Records from a collection

==============================

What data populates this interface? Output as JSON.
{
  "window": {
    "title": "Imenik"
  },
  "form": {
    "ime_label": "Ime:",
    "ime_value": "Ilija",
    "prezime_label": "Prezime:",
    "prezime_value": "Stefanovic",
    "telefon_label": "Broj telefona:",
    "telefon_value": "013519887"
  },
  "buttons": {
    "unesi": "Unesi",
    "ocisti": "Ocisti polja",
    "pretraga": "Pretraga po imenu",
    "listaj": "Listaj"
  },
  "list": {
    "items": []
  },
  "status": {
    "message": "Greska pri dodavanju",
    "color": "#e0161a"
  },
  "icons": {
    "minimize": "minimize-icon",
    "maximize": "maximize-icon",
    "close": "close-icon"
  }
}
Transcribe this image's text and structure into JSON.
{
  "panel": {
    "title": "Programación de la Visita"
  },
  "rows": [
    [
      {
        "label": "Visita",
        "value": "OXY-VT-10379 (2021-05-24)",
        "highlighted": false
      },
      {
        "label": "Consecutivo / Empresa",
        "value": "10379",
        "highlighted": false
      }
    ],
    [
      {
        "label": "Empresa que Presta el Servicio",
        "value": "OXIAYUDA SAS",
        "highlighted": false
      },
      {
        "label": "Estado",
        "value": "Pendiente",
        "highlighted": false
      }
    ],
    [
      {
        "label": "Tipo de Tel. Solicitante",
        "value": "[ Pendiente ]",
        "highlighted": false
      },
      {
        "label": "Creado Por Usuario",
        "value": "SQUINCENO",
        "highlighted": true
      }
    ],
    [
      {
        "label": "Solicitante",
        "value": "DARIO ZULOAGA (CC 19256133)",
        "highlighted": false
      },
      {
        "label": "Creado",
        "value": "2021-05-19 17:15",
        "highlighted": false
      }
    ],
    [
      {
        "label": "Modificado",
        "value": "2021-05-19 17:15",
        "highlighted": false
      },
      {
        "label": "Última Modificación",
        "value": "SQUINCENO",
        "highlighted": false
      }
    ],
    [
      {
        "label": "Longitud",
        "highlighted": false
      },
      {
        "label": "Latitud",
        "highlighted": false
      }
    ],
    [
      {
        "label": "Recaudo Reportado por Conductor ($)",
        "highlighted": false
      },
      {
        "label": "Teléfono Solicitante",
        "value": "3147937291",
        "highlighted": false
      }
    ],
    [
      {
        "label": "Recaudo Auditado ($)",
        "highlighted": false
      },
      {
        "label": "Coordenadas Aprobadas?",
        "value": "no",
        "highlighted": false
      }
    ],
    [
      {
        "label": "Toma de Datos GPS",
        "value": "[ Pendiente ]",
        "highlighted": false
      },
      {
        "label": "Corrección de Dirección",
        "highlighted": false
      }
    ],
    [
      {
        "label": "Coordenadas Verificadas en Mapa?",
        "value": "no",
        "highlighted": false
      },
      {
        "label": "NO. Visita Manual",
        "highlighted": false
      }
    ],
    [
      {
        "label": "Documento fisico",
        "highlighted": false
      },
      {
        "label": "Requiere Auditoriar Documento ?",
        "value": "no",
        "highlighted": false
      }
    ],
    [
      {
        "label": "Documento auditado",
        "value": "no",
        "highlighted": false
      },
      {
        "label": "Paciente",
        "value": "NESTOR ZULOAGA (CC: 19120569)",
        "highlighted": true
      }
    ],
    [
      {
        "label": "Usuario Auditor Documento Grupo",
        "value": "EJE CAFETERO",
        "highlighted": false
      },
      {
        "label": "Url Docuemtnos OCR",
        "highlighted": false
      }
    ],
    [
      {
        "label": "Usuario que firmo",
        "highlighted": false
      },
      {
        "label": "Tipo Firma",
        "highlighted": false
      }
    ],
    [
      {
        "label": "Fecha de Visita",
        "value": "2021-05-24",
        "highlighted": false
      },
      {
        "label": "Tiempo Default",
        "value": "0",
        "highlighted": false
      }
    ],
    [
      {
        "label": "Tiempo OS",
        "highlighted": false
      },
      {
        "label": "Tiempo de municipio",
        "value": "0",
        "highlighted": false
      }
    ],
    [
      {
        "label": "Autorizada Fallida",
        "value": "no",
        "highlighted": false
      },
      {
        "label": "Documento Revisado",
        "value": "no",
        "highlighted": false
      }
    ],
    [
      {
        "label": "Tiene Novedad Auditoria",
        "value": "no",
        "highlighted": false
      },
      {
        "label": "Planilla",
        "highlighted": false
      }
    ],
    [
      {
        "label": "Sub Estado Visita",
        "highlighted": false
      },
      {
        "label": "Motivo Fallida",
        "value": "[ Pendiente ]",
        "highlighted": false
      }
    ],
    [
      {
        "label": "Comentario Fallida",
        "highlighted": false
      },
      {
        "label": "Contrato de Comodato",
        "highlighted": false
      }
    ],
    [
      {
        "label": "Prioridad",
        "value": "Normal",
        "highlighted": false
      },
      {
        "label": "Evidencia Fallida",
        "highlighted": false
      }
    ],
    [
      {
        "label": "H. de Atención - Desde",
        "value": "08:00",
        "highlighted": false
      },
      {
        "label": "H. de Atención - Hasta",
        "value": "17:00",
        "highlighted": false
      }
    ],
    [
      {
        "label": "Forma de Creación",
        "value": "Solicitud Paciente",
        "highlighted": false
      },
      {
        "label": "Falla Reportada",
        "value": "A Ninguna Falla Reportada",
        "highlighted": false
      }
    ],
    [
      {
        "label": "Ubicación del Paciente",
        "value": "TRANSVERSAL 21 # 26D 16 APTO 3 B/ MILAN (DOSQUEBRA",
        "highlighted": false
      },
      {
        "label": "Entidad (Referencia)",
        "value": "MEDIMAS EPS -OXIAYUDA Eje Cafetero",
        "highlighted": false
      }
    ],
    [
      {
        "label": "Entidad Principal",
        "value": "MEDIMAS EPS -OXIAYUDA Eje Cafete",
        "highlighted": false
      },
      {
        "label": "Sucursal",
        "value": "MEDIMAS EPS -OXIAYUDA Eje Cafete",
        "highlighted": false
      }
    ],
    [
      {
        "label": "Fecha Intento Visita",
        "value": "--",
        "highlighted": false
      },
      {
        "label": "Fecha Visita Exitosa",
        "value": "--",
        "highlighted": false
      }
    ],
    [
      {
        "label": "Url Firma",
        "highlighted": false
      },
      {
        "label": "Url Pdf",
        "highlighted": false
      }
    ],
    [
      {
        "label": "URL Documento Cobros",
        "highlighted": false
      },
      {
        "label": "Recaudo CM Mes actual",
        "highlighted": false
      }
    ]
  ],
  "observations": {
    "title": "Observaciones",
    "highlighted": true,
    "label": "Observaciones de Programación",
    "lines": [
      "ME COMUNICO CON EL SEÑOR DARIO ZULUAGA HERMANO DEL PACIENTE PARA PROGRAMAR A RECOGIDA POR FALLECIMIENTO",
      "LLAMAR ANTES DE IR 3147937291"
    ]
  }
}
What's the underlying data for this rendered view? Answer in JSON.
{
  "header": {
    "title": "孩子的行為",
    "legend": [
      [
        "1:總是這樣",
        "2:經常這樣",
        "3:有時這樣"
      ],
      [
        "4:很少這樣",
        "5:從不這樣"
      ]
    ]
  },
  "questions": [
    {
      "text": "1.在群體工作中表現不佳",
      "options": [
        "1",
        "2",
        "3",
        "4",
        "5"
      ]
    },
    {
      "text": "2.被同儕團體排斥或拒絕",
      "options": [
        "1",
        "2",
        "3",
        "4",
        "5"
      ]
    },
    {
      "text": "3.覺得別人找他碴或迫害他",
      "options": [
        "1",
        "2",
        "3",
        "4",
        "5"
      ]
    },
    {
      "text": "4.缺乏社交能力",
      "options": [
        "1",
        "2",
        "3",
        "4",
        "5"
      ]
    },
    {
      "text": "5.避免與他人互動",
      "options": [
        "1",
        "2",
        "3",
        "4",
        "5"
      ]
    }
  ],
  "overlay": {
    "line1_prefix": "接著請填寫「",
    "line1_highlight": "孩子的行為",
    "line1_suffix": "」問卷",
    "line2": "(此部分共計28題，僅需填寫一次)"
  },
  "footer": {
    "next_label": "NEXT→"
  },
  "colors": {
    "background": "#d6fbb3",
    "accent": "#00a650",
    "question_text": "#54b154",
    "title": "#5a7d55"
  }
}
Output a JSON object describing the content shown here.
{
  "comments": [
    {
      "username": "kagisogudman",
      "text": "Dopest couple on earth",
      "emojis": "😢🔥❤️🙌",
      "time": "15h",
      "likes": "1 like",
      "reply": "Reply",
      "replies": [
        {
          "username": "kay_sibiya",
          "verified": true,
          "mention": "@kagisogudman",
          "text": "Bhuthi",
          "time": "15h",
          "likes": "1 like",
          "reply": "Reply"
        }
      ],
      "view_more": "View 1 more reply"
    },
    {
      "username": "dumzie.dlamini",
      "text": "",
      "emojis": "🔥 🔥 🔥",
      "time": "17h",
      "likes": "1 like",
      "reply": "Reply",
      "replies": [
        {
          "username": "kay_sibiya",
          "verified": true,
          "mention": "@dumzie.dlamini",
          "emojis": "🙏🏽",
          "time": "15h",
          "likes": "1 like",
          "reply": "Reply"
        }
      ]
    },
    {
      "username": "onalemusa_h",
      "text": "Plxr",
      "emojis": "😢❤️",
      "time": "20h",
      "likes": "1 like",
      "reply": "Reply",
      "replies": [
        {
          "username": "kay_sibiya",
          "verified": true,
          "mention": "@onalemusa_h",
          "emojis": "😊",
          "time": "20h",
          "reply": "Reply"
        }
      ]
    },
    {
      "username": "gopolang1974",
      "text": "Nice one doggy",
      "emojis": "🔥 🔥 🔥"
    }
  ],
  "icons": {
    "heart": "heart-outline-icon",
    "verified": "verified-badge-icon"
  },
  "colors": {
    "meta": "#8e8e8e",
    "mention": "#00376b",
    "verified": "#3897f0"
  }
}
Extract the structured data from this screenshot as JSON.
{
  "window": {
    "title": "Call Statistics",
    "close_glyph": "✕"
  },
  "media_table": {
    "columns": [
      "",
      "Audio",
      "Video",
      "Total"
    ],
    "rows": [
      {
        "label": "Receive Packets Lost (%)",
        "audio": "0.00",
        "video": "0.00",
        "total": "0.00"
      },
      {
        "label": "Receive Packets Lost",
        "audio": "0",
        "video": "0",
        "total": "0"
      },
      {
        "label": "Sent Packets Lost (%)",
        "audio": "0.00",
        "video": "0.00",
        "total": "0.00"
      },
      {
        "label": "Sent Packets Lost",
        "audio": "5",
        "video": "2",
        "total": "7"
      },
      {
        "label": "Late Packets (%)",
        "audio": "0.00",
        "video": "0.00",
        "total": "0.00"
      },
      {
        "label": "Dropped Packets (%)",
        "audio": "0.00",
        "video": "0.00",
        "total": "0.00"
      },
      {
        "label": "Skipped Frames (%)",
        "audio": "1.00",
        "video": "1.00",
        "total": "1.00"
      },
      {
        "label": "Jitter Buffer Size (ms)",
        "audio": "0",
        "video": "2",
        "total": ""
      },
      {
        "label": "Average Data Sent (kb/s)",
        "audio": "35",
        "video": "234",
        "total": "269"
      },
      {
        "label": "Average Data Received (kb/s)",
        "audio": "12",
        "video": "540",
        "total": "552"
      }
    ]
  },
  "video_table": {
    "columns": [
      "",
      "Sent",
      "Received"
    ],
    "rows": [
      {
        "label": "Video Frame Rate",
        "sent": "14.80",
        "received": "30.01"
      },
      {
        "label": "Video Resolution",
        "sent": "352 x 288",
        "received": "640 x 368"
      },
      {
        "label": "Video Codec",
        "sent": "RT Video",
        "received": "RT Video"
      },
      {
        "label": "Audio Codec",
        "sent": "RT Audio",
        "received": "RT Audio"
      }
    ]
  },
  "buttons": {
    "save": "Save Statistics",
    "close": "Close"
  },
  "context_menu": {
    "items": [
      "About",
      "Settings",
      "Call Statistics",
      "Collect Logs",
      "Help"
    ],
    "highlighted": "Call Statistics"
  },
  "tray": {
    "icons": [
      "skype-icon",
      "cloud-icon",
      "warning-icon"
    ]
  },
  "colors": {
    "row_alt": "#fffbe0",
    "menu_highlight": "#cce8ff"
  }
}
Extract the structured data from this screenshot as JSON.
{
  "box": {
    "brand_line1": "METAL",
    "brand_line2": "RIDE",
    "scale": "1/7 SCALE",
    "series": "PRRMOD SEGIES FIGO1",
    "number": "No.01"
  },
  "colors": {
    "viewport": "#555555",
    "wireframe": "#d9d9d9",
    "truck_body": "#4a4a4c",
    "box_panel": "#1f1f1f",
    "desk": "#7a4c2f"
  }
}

==============================

Required task:
Gather each line from the listing above that holds "Estado".

In response:
        "label": "Estado",
        "label": "Sub Estado Visita",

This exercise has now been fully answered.